**WORK TO DO:** In the material below, find all lines with the string "China" and copy them.

Extracts from a graphics dataset
· · · ·

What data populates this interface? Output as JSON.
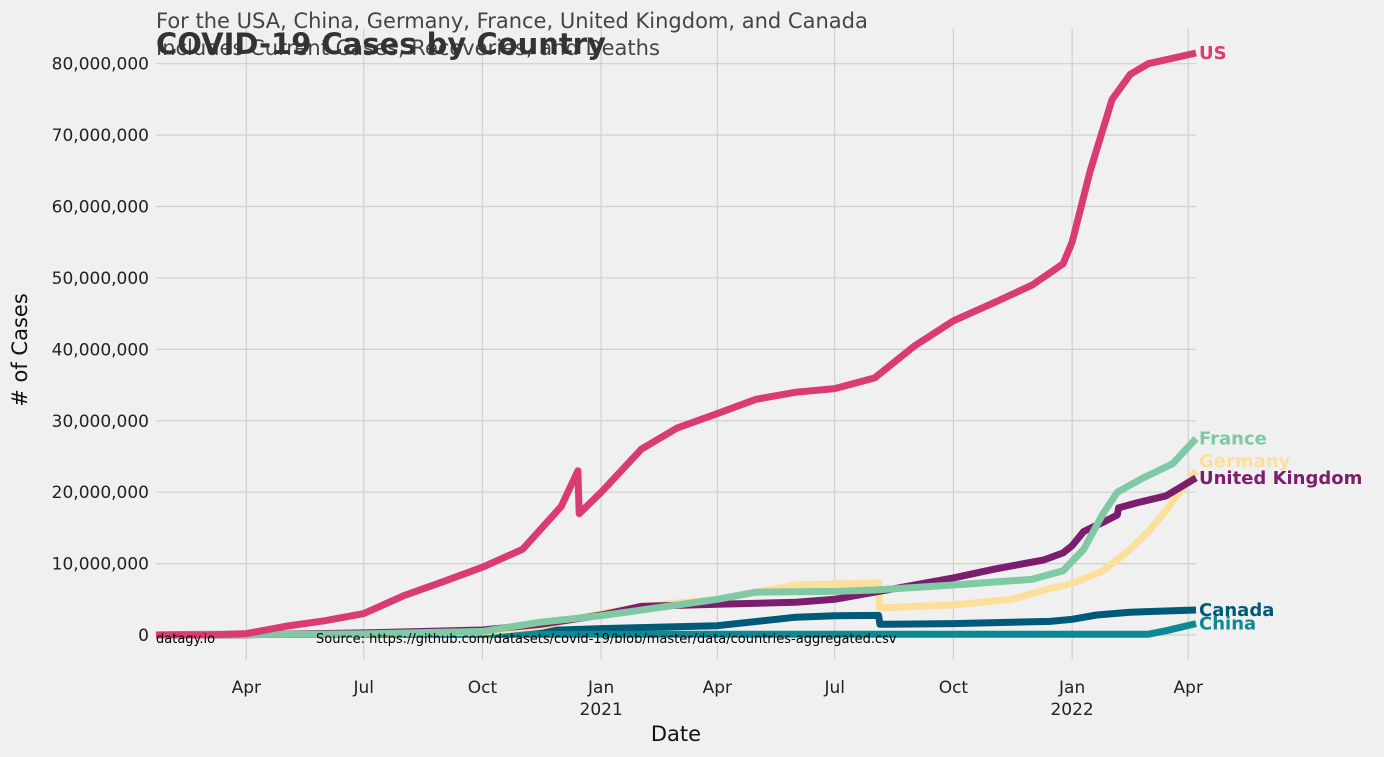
{
  "chart_data": {
    "type": "line",
    "title": "COVID-19 Cases by Country",
    "subtitle_line1": "For the USA, China, Germany, France, United Kingdom, and Canada",
    "subtitle_line2": "Includes Current Cases, Recoveries, and Deaths",
    "xlabel": "Date",
    "ylabel": "# of Cases",
    "xlim": [
      "2020-01-22",
      "2022-04-07"
    ],
    "ylim": [
      -3500000,
      85000000
    ],
    "grid": true,
    "x_ticks": [
      {
        "date": "2020-04-01",
        "label": "Apr",
        "sublabel": ""
      },
      {
        "date": "2020-07-01",
        "label": "Jul",
        "sublabel": ""
      },
      {
        "date": "2020-10-01",
        "label": "Oct",
        "sublabel": ""
      },
      {
        "date": "2021-01-01",
        "label": "Jan",
        "sublabel": "2021"
      },
      {
        "date": "2021-04-01",
        "label": "Apr",
        "sublabel": ""
      },
      {
        "date": "2021-07-01",
        "label": "Jul",
        "sublabel": ""
      },
      {
        "date": "2021-10-01",
        "label": "Oct",
        "sublabel": ""
      },
      {
        "date": "2022-01-01",
        "label": "Jan",
        "sublabel": "2022"
      },
      {
        "date": "2022-04-01",
        "label": "Apr",
        "sublabel": ""
      }
    ],
    "y_ticks": [
      {
        "value": 0,
        "label": "0"
      },
      {
        "value": 10000000,
        "label": "10,000,000"
      },
      {
        "value": 20000000,
        "label": "20,000,000"
      },
      {
        "value": 30000000,
        "label": "30,000,000"
      },
      {
        "value": 40000000,
        "label": "40,000,000"
      },
      {
        "value": 50000000,
        "label": "50,000,000"
      },
      {
        "value": 60000000,
        "label": "60,000,000"
      },
      {
        "value": 70000000,
        "label": "70,000,000"
      },
      {
        "value": 80000000,
        "label": "80,000,000"
      }
    ],
    "footer_left": "datagy.io",
    "footer_source": "Source: https://github.com/datasets/covid-19/blob/master/data/countries-aggregated.csv",
    "series": [
      {
        "name": "Canada",
        "color": "#005a78",
        "label_offset": 0,
        "points": [
          [
            "2020-01-22",
            0
          ],
          [
            "2020-04-01",
            50000
          ],
          [
            "2020-07-01",
            200000
          ],
          [
            "2020-10-01",
            400000
          ],
          [
            "2020-12-01",
            700000
          ],
          [
            "2021-01-01",
            900000
          ],
          [
            "2021-04-01",
            1300000
          ],
          [
            "2021-06-01",
            2500000
          ],
          [
            "2021-07-01",
            2700000
          ],
          [
            "2021-08-04",
            2750000
          ],
          [
            "2021-08-05",
            1500000
          ],
          [
            "2021-10-01",
            1600000
          ],
          [
            "2021-12-15",
            1900000
          ],
          [
            "2022-01-01",
            2200000
          ],
          [
            "2022-01-20",
            2800000
          ],
          [
            "2022-02-15",
            3200000
          ],
          [
            "2022-04-07",
            3500000
          ]
        ]
      },
      {
        "name": "China",
        "color": "#0b8a95",
        "label_offset": 0,
        "points": [
          [
            "2020-01-22",
            0
          ],
          [
            "2020-02-20",
            80000
          ],
          [
            "2022-03-01",
            110000
          ],
          [
            "2022-03-15",
            600000
          ],
          [
            "2022-04-07",
            1600000
          ]
        ]
      },
      {
        "name": "Germany",
        "color": "#fcdf9a",
        "label_offset": -10,
        "points": [
          [
            "2020-01-22",
            0
          ],
          [
            "2020-04-01",
            80000
          ],
          [
            "2020-07-01",
            220000
          ],
          [
            "2020-10-01",
            400000
          ],
          [
            "2020-11-15",
            1200000
          ],
          [
            "2021-01-01",
            3000000
          ],
          [
            "2021-02-01",
            4000000
          ],
          [
            "2021-04-01",
            5000000
          ],
          [
            "2021-05-01",
            6000000
          ],
          [
            "2021-06-01",
            7000000
          ],
          [
            "2021-08-04",
            7300000
          ],
          [
            "2021-08-05",
            3800000
          ],
          [
            "2021-10-01",
            4200000
          ],
          [
            "2021-11-15",
            5000000
          ],
          [
            "2021-12-15",
            6500000
          ],
          [
            "2022-01-01",
            7200000
          ],
          [
            "2022-01-25",
            9000000
          ],
          [
            "2022-02-15",
            12000000
          ],
          [
            "2022-03-01",
            14500000
          ],
          [
            "2022-03-15",
            17500000
          ],
          [
            "2022-04-07",
            23000000
          ]
        ]
      },
      {
        "name": "United Kingdom",
        "color": "#7b1e6e",
        "label_offset": 0,
        "points": [
          [
            "2020-01-22",
            0
          ],
          [
            "2020-04-01",
            30000
          ],
          [
            "2020-07-01",
            300000
          ],
          [
            "2020-10-01",
            700000
          ],
          [
            "2020-11-15",
            1500000
          ],
          [
            "2021-01-01",
            2800000
          ],
          [
            "2021-02-01",
            4000000
          ],
          [
            "2021-04-01",
            4300000
          ],
          [
            "2021-06-01",
            4600000
          ],
          [
            "2021-07-01",
            5000000
          ],
          [
            "2021-08-01",
            6000000
          ],
          [
            "2021-09-01",
            7000000
          ],
          [
            "2021-10-01",
            8000000
          ],
          [
            "2021-11-01",
            9200000
          ],
          [
            "2021-12-10",
            10500000
          ],
          [
            "2021-12-25",
            11500000
          ],
          [
            "2022-01-01",
            12500000
          ],
          [
            "2022-01-10",
            14500000
          ],
          [
            "2022-01-25",
            15800000
          ],
          [
            "2022-02-05",
            16800000
          ],
          [
            "2022-02-06",
            17800000
          ],
          [
            "2022-02-20",
            18500000
          ],
          [
            "2022-03-15",
            19500000
          ],
          [
            "2022-04-07",
            22000000
          ]
        ]
      },
      {
        "name": "France",
        "color": "#7fc9a4",
        "label_offset": 0,
        "points": [
          [
            "2020-01-22",
            0
          ],
          [
            "2020-04-01",
            50000
          ],
          [
            "2020-07-01",
            150000
          ],
          [
            "2020-10-01",
            500000
          ],
          [
            "2020-11-15",
            1800000
          ],
          [
            "2021-01-01",
            2700000
          ],
          [
            "2021-04-01",
            5000000
          ],
          [
            "2021-05-01",
            6000000
          ],
          [
            "2021-07-01",
            6100000
          ],
          [
            "2021-08-01",
            6300000
          ],
          [
            "2021-10-01",
            7000000
          ],
          [
            "2021-12-01",
            7800000
          ],
          [
            "2021-12-25",
            9000000
          ],
          [
            "2022-01-10",
            12000000
          ],
          [
            "2022-01-25",
            17000000
          ],
          [
            "2022-02-05",
            20000000
          ],
          [
            "2022-02-25",
            22000000
          ],
          [
            "2022-03-20",
            24000000
          ],
          [
            "2022-04-07",
            27500000
          ]
        ]
      },
      {
        "name": "US",
        "color": "#da3b72",
        "label_offset": 0,
        "points": [
          [
            "2020-01-22",
            0
          ],
          [
            "2020-03-01",
            100
          ],
          [
            "2020-04-01",
            200000
          ],
          [
            "2020-05-01",
            1200000
          ],
          [
            "2020-06-01",
            2000000
          ],
          [
            "2020-07-01",
            3000000
          ],
          [
            "2020-08-01",
            5500000
          ],
          [
            "2020-09-01",
            7500000
          ],
          [
            "2020-10-01",
            9500000
          ],
          [
            "2020-11-01",
            12000000
          ],
          [
            "2020-12-01",
            18000000
          ],
          [
            "2020-12-14",
            23000000
          ],
          [
            "2020-12-15",
            17000000
          ],
          [
            "2021-01-01",
            20000000
          ],
          [
            "2021-02-01",
            26000000
          ],
          [
            "2021-03-01",
            29000000
          ],
          [
            "2021-04-01",
            31000000
          ],
          [
            "2021-05-01",
            33000000
          ],
          [
            "2021-06-01",
            34000000
          ],
          [
            "2021-07-01",
            34500000
          ],
          [
            "2021-08-01",
            36000000
          ],
          [
            "2021-09-01",
            40500000
          ],
          [
            "2021-10-01",
            44000000
          ],
          [
            "2021-11-01",
            46500000
          ],
          [
            "2021-12-01",
            49000000
          ],
          [
            "2021-12-25",
            52000000
          ],
          [
            "2022-01-01",
            55000000
          ],
          [
            "2022-01-15",
            65000000
          ],
          [
            "2022-02-01",
            75000000
          ],
          [
            "2022-02-15",
            78500000
          ],
          [
            "2022-03-01",
            80000000
          ],
          [
            "2022-04-07",
            81500000
          ]
        ]
      }
    ]
  }
}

· · · ·

**OUTPUT FOR THIS TASK:**
    "subtitle_line1": "For the USA, China, Germany, France, United Kingdom, and Canada",
        "name": "China",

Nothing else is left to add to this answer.